(Stored data)
--

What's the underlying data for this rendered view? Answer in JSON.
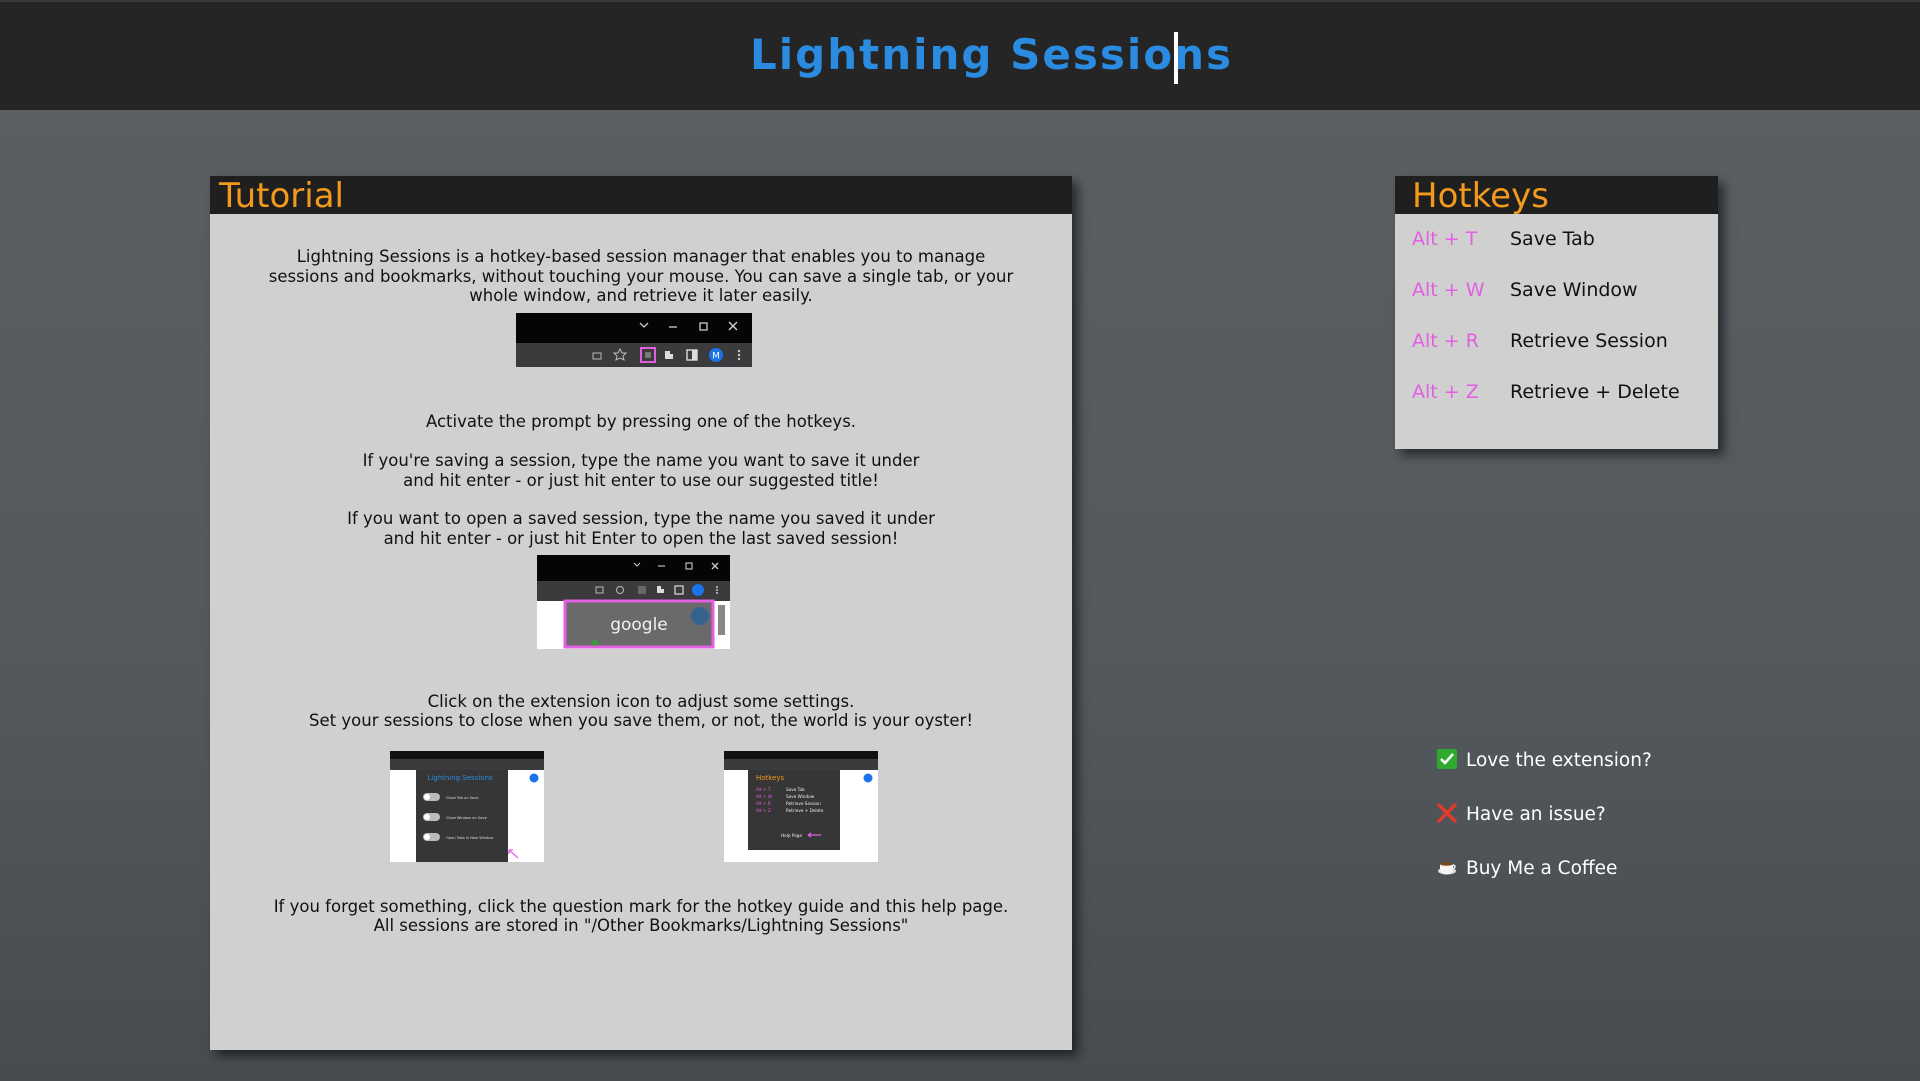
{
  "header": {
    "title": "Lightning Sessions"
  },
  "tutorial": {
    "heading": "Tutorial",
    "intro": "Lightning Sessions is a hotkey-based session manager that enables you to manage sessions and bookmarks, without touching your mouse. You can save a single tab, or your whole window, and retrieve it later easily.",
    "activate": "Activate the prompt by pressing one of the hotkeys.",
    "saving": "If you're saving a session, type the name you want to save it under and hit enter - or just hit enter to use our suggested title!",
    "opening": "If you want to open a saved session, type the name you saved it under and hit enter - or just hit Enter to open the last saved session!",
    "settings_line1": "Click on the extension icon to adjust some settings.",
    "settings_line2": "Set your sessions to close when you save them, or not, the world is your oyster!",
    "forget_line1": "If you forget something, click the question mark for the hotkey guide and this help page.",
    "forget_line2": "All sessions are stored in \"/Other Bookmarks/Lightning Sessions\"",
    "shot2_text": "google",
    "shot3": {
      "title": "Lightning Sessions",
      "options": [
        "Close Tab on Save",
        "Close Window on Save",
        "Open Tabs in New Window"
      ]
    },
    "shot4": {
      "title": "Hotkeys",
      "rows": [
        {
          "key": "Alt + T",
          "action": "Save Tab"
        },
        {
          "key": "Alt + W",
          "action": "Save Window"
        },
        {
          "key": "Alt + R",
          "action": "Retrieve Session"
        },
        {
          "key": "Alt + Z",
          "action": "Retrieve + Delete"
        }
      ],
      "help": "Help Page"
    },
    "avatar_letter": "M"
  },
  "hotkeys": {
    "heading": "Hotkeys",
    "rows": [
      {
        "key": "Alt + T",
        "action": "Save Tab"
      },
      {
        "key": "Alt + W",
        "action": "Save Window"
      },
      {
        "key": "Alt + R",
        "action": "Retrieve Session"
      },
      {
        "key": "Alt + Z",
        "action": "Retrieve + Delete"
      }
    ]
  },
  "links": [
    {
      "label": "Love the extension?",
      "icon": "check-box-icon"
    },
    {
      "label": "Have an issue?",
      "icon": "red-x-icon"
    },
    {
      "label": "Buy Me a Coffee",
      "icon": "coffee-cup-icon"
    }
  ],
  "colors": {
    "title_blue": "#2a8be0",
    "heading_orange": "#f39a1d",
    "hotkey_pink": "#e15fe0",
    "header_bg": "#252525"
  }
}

--

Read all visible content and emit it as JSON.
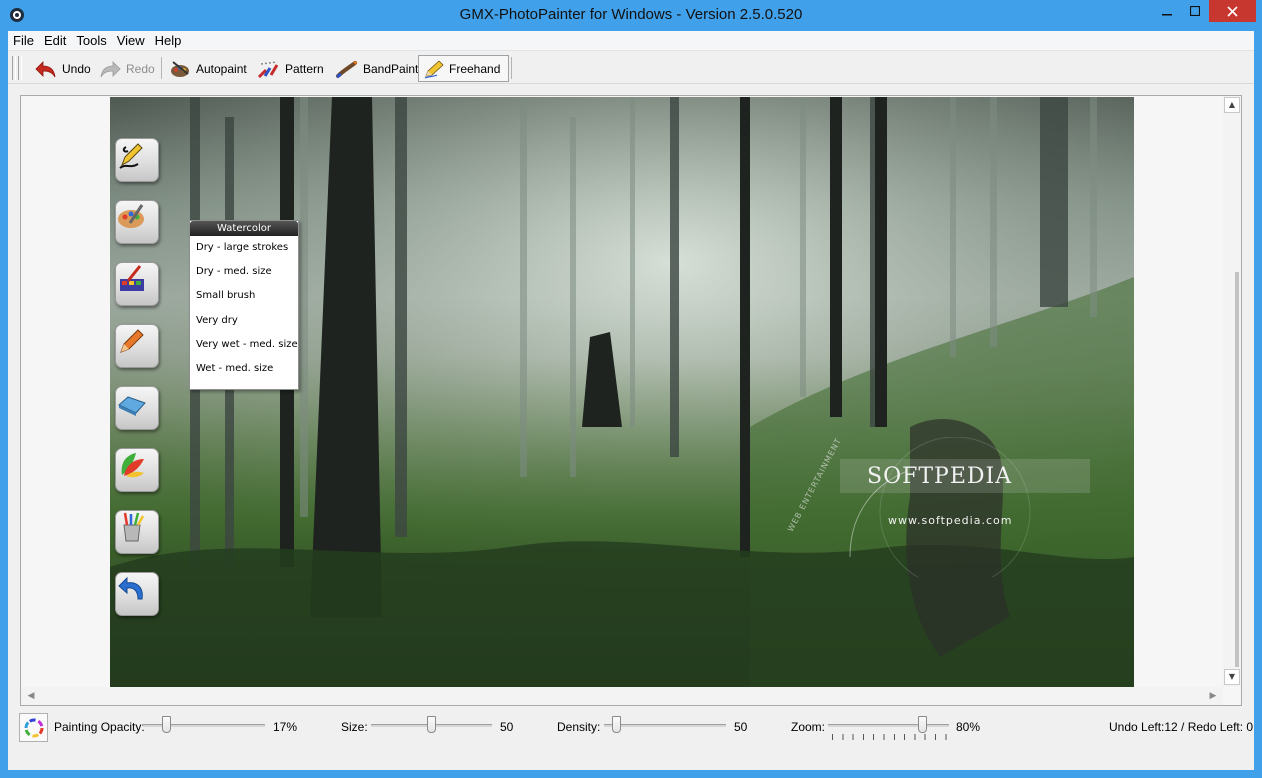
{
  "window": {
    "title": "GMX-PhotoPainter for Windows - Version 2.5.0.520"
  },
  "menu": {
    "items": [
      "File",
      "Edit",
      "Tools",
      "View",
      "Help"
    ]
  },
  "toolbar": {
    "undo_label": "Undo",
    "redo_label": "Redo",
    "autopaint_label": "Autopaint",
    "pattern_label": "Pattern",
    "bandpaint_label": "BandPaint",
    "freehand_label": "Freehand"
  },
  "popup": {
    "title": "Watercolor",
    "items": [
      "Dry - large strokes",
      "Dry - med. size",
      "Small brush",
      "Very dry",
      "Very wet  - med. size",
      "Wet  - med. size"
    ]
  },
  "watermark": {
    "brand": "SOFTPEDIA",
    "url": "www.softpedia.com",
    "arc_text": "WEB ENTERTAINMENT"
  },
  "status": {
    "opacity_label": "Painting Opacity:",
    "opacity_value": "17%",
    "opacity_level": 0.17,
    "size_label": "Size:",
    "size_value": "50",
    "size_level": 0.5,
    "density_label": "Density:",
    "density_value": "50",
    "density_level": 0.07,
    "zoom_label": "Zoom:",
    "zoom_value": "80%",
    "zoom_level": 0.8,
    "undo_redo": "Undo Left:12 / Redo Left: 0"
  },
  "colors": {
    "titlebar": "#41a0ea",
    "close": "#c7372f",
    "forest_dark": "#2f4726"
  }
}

--

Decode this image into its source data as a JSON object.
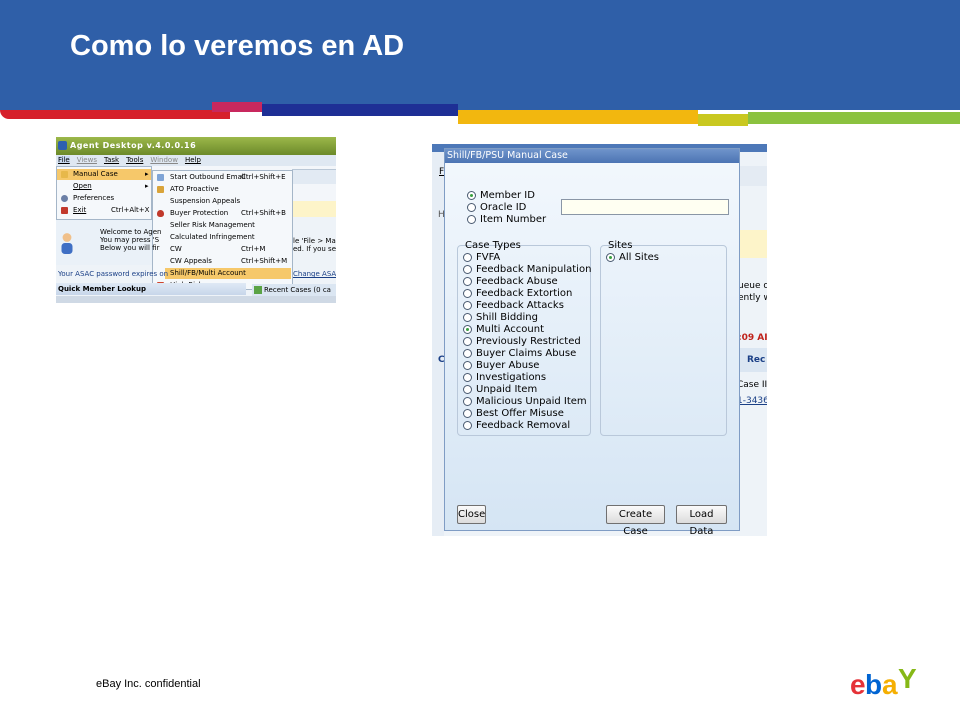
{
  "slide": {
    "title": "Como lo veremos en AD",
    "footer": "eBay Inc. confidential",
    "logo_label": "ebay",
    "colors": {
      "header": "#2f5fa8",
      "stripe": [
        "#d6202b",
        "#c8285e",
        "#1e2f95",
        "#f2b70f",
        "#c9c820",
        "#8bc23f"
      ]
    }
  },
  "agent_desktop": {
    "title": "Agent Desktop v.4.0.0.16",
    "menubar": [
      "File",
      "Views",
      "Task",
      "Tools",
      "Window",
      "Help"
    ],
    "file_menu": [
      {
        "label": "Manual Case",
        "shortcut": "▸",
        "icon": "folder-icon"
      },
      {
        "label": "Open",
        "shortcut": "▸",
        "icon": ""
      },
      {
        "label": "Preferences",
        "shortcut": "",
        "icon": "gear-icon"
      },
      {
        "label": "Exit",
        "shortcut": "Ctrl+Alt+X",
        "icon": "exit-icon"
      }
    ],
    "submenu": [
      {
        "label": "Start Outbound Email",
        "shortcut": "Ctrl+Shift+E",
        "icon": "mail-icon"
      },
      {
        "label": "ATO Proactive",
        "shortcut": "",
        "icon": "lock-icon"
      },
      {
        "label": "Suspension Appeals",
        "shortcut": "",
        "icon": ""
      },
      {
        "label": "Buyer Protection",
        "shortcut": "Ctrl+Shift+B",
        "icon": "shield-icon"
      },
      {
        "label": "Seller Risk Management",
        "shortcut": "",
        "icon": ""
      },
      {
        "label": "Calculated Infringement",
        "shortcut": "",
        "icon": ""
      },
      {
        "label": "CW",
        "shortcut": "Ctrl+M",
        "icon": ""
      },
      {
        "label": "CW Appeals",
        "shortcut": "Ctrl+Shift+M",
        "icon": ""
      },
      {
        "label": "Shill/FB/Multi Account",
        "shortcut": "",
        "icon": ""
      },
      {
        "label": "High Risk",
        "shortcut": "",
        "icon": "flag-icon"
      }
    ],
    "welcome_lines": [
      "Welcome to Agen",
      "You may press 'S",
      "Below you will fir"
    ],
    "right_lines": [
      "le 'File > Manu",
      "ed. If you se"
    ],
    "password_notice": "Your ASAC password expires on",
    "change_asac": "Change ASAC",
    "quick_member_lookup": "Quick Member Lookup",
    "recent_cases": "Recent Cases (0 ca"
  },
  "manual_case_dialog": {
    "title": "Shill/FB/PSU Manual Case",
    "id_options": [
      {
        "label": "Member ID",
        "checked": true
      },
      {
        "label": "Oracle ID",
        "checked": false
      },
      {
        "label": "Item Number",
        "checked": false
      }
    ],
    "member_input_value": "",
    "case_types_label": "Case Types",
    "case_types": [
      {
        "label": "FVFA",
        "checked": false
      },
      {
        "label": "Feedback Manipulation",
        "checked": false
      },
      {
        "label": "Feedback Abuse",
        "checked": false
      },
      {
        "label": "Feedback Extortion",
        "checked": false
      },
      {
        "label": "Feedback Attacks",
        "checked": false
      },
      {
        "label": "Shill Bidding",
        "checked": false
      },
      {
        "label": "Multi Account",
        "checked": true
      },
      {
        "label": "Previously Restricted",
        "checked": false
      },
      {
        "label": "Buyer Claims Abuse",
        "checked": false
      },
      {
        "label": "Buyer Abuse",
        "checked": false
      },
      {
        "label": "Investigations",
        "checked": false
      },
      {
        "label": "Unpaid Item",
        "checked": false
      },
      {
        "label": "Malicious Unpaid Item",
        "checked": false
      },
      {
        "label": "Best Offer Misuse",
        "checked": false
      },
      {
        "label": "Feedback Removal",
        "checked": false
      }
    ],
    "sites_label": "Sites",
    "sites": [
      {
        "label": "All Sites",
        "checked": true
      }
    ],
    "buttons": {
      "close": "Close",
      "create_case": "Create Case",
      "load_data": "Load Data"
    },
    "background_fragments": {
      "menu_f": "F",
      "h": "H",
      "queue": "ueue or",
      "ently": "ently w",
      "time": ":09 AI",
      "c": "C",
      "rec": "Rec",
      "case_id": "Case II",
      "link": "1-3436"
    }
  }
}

--

Instructions for the task: List every line above that contains the word "Ctrl".

Response to the exercise:
        "shortcut": "Ctrl+Alt+X",
        "shortcut": "Ctrl+Shift+E",
        "shortcut": "Ctrl+Shift+B",
        "shortcut": "Ctrl+M",
        "shortcut": "Ctrl+Shift+M",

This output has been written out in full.